• _AIM_: All lines featuring the string "woocommerce" are to be listed.

= = = = = = =

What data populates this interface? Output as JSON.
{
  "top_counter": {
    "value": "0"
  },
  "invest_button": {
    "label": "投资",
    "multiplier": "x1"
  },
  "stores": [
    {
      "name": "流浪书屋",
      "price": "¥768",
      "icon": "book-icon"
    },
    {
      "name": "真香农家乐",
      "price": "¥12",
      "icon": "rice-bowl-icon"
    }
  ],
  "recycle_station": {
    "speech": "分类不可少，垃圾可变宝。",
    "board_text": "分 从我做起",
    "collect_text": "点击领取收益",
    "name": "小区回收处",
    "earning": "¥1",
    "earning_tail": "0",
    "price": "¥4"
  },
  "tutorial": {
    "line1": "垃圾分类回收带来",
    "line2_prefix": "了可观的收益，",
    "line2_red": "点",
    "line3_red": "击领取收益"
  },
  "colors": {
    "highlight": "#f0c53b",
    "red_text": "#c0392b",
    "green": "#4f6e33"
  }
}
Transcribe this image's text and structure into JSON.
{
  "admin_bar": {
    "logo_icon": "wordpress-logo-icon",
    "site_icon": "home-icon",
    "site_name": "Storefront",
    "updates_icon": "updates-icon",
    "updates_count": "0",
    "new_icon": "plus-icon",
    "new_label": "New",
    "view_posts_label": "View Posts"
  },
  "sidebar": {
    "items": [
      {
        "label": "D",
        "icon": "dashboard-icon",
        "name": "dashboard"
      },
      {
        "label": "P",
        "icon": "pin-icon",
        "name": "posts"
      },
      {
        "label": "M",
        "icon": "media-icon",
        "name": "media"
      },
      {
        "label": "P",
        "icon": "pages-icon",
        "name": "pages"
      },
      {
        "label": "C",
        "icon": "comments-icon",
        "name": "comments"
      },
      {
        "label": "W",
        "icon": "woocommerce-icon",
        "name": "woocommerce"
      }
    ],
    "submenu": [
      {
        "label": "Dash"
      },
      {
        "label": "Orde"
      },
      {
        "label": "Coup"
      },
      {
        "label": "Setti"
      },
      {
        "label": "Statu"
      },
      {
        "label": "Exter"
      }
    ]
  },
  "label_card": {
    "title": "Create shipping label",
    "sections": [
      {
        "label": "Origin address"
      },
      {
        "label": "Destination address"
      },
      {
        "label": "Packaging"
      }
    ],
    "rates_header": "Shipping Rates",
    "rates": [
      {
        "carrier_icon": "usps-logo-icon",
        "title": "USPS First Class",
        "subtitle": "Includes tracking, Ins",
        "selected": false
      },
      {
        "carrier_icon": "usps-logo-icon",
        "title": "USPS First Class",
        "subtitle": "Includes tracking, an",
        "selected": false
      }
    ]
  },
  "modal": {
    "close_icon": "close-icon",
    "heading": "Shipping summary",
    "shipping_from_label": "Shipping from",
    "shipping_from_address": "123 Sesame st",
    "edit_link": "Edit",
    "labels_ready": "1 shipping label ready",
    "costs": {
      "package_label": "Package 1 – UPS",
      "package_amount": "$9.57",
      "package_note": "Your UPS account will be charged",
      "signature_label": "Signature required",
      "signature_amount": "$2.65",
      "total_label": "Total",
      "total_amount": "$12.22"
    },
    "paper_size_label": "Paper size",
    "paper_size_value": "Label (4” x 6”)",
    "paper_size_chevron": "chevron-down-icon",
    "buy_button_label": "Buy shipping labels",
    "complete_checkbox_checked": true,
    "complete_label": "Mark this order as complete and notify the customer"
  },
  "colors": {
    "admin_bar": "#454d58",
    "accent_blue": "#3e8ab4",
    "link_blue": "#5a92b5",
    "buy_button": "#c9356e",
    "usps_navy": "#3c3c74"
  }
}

= = = = = = =

• _ANSWER TO THIS TASK_:
        "icon": "woocommerce-icon",
        "name": "woocommerce"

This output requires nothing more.